- [What is being asked] Every record must be transcribed in its entirety, apart from the images, which are to be omitted.

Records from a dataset
◇ ◇ ◇ ◇ ◇

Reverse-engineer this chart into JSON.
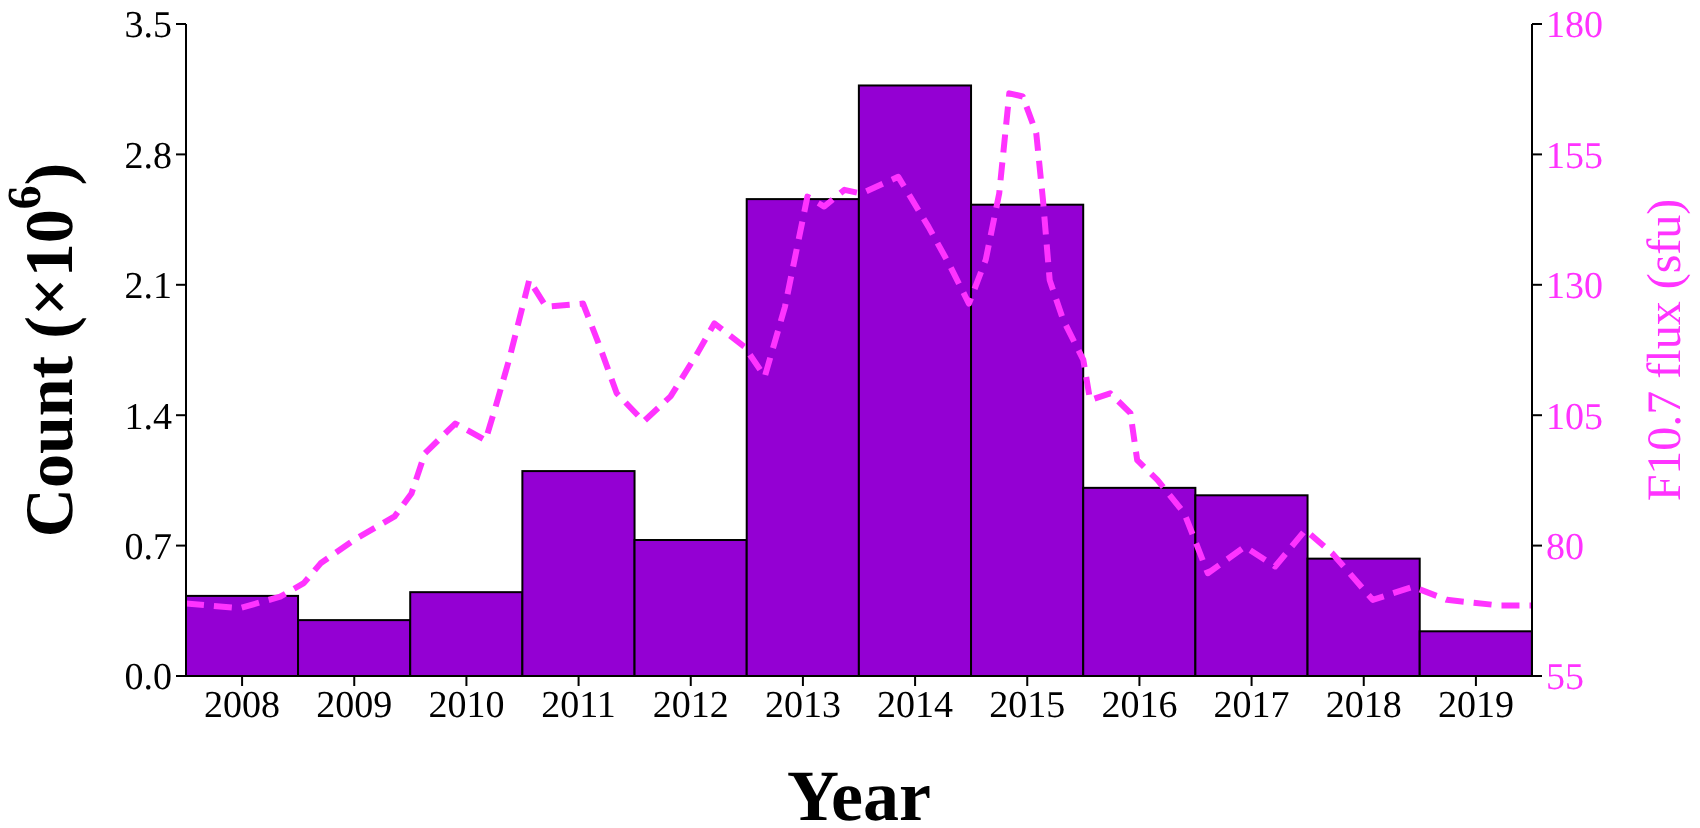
{
  "chart_data": {
    "type": "histogram",
    "xlabel": "Year",
    "ylabel": "Count (×10$^{6}$)",
    "y2label": "F10.7 flux (sfu)",
    "bins": [
      2007.5,
      2008.5,
      2009.5,
      2010.5,
      2011.5,
      2012.5,
      2013.5,
      2014.5,
      2015.5,
      2016.5,
      2017.5,
      2018.5,
      2019.5
    ],
    "xticks": [
      2008,
      2009,
      2010,
      2011,
      2012,
      2013,
      2014,
      2015,
      2016,
      2017,
      2018,
      2019
    ],
    "series": [
      {
        "color": "#9400d3",
        "values": [
          0.43,
          0.3,
          0.45,
          1.1,
          0.73,
          2.56,
          3.17,
          2.53,
          1.01,
          0.97,
          0.63,
          0.24
        ]
      },
      {
        "type": "line",
        "axis": "y2",
        "color": "#ff33ff",
        "line_style": "dashed",
        "marker": "none",
        "x": [
          2007.5,
          2007.98,
          2008.34,
          2008.55,
          2008.7,
          2009.0,
          2009.36,
          2009.51,
          2009.63,
          2009.9,
          2010.17,
          2010.26,
          2010.38,
          2010.56,
          2010.71,
          2011.04,
          2011.19,
          2011.34,
          2011.58,
          2011.82,
          2012.06,
          2012.21,
          2012.48,
          2012.66,
          2012.84,
          2013.04,
          2013.19,
          2013.37,
          2013.52,
          2013.85,
          2014.12,
          2014.3,
          2014.48,
          2014.63,
          2014.75,
          2014.84,
          2014.96,
          2015.08,
          2015.14,
          2015.2,
          2015.32,
          2015.5,
          2015.56,
          2015.74,
          2015.92,
          2015.98,
          2016.16,
          2016.4,
          2016.61,
          2016.94,
          2017.21,
          2017.48,
          2017.72,
          2018.08,
          2018.44,
          2018.74,
          2019.22,
          2019.5
        ],
        "values": [
          68.9,
          68.0,
          70.2,
          72.8,
          76.6,
          81.1,
          85.6,
          90.0,
          97.7,
          103.4,
          100.2,
          106.6,
          115.6,
          130.9,
          125.8,
          126.4,
          118.1,
          109.2,
          103.8,
          108.6,
          116.9,
          122.6,
          118.1,
          112.4,
          125.8,
          146.9,
          145.0,
          148.2,
          147.5,
          150.7,
          141.1,
          134.1,
          126.4,
          134.8,
          147.5,
          166.7,
          166.1,
          159.1,
          146.3,
          130.9,
          123.3,
          115.6,
          107.9,
          109.2,
          105.4,
          96.4,
          92.6,
          86.2,
          74.7,
          79.8,
          76.0,
          83.0,
          78.5,
          69.6,
          72.1,
          69.6,
          68.5,
          68.5
        ]
      }
    ],
    "xlim": [
      2007.5,
      2019.5
    ],
    "ylim": [
      0,
      3.5
    ],
    "yticks": [
      {
        "value": 0,
        "label": "0.0"
      },
      0.7,
      1.4,
      2.1,
      2.8,
      3.5
    ],
    "y2lim": [
      55,
      180
    ],
    "y2ticks": [
      55,
      80,
      105,
      130,
      155,
      180
    ],
    "grid": false,
    "legend": false
  }
}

◇ ◇ ◇ ◇ ◇

- [Answer to this problem]
Reverse-engineer this chart into JSON.
{
  "chart_data": {
    "type": "histogram",
    "xlabel": "Year",
    "ylabel": "Count (×10$^{6}$)",
    "y2label": "F10.7 flux (sfu)",
    "bins": [
      2007.5,
      2008.5,
      2009.5,
      2010.5,
      2011.5,
      2012.5,
      2013.5,
      2014.5,
      2015.5,
      2016.5,
      2017.5,
      2018.5,
      2019.5
    ],
    "xticks": [
      2008,
      2009,
      2010,
      2011,
      2012,
      2013,
      2014,
      2015,
      2016,
      2017,
      2018,
      2019
    ],
    "series": [
      {
        "color": "#9400d3",
        "values": [
          0.43,
          0.3,
          0.45,
          1.1,
          0.73,
          2.56,
          3.17,
          2.53,
          1.01,
          0.97,
          0.63,
          0.24
        ]
      },
      {
        "type": "line",
        "axis": "y2",
        "color": "#ff33ff",
        "line_style": "dashed",
        "marker": "none",
        "x": [
          2007.5,
          2007.98,
          2008.34,
          2008.55,
          2008.7,
          2009.0,
          2009.36,
          2009.51,
          2009.63,
          2009.9,
          2010.17,
          2010.26,
          2010.38,
          2010.56,
          2010.71,
          2011.04,
          2011.19,
          2011.34,
          2011.58,
          2011.82,
          2012.06,
          2012.21,
          2012.48,
          2012.66,
          2012.84,
          2013.04,
          2013.19,
          2013.37,
          2013.52,
          2013.85,
          2014.12,
          2014.3,
          2014.48,
          2014.63,
          2014.75,
          2014.84,
          2014.96,
          2015.08,
          2015.14,
          2015.2,
          2015.32,
          2015.5,
          2015.56,
          2015.74,
          2015.92,
          2015.98,
          2016.16,
          2016.4,
          2016.61,
          2016.94,
          2017.21,
          2017.48,
          2017.72,
          2018.08,
          2018.44,
          2018.74,
          2019.22,
          2019.5
        ],
        "values": [
          68.9,
          68.0,
          70.2,
          72.8,
          76.6,
          81.1,
          85.6,
          90.0,
          97.7,
          103.4,
          100.2,
          106.6,
          115.6,
          130.9,
          125.8,
          126.4,
          118.1,
          109.2,
          103.8,
          108.6,
          116.9,
          122.6,
          118.1,
          112.4,
          125.8,
          146.9,
          145.0,
          148.2,
          147.5,
          150.7,
          141.1,
          134.1,
          126.4,
          134.8,
          147.5,
          166.7,
          166.1,
          159.1,
          146.3,
          130.9,
          123.3,
          115.6,
          107.9,
          109.2,
          105.4,
          96.4,
          92.6,
          86.2,
          74.7,
          79.8,
          76.0,
          83.0,
          78.5,
          69.6,
          72.1,
          69.6,
          68.5,
          68.5
        ]
      }
    ],
    "xlim": [
      2007.5,
      2019.5
    ],
    "ylim": [
      0,
      3.5
    ],
    "yticks": [
      {
        "value": 0,
        "label": "0.0"
      },
      0.7,
      1.4,
      2.1,
      2.8,
      3.5
    ],
    "y2lim": [
      55,
      180
    ],
    "y2ticks": [
      55,
      80,
      105,
      130,
      155,
      180
    ],
    "grid": false,
    "legend": false
  }
}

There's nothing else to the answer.